Overall, this college retained 80 percent of its freshman class. Since average retention for comparable institutions is around 73 percent, you could say they are on top of things, especially since race and first-generation status did not influence retention rates.
But how could they aim higher and be even more competitive? First-year GPA was the best predictor of retention. (Interestingly, since ACT conducts the annual National Collegiate Retention and Persistence to Degree Rates report and other retention research, so far Hardwick-Day has found little correlation in our analyses between ACT/SAT scores and retention, once high-school GPA is accounted for.)
We further analyzed incoming characteristics that predicted poor performance in college, and incoming characteristics that predicted retention among students with a GPA above 2.7 and for those earning a GPA below 2.7.
The following variables emerged as significant for all students:
- class load (the heavier the better);
- work-study (improved retention for students who performed well in high school while reducing it for poor performers);
- aid application status (those who indicated intent and applied retained at 82%, vs. 63% for those who did not apply. Figures for those who did not indicate intent were similarly low, whether they actually applied or not.)
- distance from campus (85% retention rate for those who live within 10 miles of campus vs. 72% for those living more than 40 miles away); and
- how many students were admitted from the same high school (88% retention for students with 13 or more fellow students from their high school, down to 74% if they are the only one).
For students earning college GPAs below 2.7, retention was highest among those from middle-income families and students who had low SAT scores. Retention was low among the poor-performing students who changed majors.
For students earning college GPAs above 2.7, retention decreased if they had high high-school GPAs and if they were gapped by $13,500 or more. Retention increased if these students made their deposit early or if they received Pell grants. Among athletes with good grades, women retained much better than their non-athlete counterparts while for men it was just the opposite.
These are just the top-line findings of an 86-page, heavily-annotated presentation which Hardwick-Day delivers on campus and which involves a give-and-take discussion among our principals and campus enrollment leaders. We hope it gives you an idea of how data analysis can help you sift through the hundreds of possible retention factors in play on your campus and zone in on particular populations with concrete interventions.

+ + + + +

## Tasks to complete:
1. Copy the stretch of the retention findings from "For students earning college GPAs above" through "just the opposite.".
2. Write what follows the last sentence of the college retention findings.
The entries have no connection to the college retention findings.

+ + + + +

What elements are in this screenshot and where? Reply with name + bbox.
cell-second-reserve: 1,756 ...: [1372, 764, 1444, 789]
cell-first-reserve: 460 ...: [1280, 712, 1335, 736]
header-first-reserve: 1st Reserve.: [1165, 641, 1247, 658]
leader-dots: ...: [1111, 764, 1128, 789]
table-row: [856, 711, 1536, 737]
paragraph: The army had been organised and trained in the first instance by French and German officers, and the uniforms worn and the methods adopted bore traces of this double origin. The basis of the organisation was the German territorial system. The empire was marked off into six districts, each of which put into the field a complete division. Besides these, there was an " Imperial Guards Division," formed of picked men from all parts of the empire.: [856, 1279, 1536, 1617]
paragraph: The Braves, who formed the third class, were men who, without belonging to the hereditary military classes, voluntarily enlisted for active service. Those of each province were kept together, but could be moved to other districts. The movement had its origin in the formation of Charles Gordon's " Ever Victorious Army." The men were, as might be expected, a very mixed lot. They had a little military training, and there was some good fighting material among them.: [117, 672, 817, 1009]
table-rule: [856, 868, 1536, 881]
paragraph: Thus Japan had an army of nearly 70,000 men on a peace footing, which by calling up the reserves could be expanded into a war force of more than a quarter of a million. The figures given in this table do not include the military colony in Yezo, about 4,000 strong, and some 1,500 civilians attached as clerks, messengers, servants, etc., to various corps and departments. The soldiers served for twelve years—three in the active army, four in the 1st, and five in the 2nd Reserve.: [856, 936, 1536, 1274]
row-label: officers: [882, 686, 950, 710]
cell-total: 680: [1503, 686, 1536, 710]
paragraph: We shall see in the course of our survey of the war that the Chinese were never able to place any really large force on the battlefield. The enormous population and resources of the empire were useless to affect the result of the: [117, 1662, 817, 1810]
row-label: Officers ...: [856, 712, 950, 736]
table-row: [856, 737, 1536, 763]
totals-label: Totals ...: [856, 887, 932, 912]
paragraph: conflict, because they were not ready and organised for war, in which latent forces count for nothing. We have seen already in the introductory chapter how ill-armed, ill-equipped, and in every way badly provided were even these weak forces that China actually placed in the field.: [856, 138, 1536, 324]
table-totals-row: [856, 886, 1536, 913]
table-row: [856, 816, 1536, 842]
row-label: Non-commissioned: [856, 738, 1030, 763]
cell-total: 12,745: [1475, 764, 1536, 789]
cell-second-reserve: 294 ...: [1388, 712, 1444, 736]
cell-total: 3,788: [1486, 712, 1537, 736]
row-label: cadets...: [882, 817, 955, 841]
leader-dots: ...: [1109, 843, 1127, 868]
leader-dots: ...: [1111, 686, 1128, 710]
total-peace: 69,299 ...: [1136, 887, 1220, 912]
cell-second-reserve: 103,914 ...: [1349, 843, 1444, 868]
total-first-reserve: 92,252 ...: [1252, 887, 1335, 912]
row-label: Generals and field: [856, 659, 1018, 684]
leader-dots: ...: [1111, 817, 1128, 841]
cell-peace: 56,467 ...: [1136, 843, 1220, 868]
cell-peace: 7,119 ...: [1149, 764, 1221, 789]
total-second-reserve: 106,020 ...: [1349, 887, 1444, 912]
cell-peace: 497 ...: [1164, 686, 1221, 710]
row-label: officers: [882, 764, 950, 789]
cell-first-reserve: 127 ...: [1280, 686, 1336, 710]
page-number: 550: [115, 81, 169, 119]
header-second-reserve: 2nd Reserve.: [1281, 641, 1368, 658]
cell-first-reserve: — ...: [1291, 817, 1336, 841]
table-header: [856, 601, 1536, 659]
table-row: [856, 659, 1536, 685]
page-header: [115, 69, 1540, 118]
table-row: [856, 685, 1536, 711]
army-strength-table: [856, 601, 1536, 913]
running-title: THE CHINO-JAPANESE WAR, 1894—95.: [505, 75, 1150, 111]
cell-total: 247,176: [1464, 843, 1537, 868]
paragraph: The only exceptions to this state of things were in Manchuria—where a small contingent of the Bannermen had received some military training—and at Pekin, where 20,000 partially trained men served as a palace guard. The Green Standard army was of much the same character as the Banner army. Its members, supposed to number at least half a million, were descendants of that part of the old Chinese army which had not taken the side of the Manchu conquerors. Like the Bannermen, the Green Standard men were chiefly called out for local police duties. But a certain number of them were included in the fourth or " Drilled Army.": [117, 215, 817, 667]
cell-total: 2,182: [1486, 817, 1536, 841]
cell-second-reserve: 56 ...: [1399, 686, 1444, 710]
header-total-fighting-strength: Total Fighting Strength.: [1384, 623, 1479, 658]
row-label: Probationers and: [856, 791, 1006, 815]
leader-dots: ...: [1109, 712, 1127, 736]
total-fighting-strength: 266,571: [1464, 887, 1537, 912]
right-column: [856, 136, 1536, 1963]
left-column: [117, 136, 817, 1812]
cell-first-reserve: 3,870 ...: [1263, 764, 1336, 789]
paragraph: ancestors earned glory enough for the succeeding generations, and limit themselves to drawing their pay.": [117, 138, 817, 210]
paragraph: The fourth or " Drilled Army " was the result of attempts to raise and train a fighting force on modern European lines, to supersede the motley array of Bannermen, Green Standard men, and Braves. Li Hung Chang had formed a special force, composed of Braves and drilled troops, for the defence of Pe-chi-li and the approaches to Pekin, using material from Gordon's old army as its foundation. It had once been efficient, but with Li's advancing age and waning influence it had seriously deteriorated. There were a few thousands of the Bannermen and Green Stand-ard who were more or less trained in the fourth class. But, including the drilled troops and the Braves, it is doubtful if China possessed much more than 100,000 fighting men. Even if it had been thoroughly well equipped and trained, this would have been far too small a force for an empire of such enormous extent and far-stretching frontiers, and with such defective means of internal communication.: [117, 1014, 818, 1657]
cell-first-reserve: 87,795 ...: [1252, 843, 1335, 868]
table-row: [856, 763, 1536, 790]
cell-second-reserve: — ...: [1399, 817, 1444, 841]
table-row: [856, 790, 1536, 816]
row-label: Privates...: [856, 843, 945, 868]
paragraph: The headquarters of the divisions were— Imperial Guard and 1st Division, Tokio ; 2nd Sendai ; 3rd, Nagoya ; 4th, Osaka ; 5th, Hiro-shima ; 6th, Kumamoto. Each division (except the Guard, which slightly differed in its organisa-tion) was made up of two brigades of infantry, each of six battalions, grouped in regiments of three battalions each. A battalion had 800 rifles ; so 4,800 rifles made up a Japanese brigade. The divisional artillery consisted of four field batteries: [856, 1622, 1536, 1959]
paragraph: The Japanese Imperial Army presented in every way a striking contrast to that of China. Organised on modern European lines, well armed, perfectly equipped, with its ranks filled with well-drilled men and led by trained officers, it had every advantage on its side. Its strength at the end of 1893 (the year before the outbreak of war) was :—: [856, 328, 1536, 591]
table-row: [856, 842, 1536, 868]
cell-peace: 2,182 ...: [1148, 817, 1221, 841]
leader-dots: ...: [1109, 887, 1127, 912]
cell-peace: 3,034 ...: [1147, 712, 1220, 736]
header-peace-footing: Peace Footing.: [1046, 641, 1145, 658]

+ + + + +

## Final answers:
1.
For students earning college GPAs above 2.7, retention decreased if they had high high-school GPAs and if they were gapped by $13,500 or more. Retention increased if these students made their deposit early or if they received Pell grants. Among athletes with good grades, women retained much better than their non-athlete counterparts while for men it was just the opposite.

2.
As for recommendations, our first one for this school was to reduce or limit gap in the admissions process. We also suggested they consider a policy of reducing gap for sophomores earning a certain minimum first-year GPA, both to encourage better performance and to improve retention among high-achieving students. Of course, we acknowledge the effects of this strategy on discount rate and net revenue targets; we discuss various trade offs and scenarios which challenge all of us to find “the sweet spots.”
There are also operational improvements this school can make to their early recruitment efforts in the fall to reduce their dependence on late applicants and deposits. They can intervene with non-aid applicants, and, if needed, help to walk them through the aid application process retroactively. And obviously, they can focus their interventions on students with the characteristics identified in this report.
We offer this case study as an example of how data and advice from “people who’ve been there” can help target retention interventions. There are spillover benefits for admissions as well. Hardwick-Day works with another college on the other side of town. Same city, same sunshine, but after analyzing 170 variables, first-year GPA was no where near as strong a predictor of retention for this school. Their story is their story, and it is about campus activities, high-school performance, sports, and geography. These insights gleaned from Hardwick-Day’s retention and other analyses can help you tell your recruitment and admissions story and dispel those high schoolers’ impressions that “all these colleges are alike.”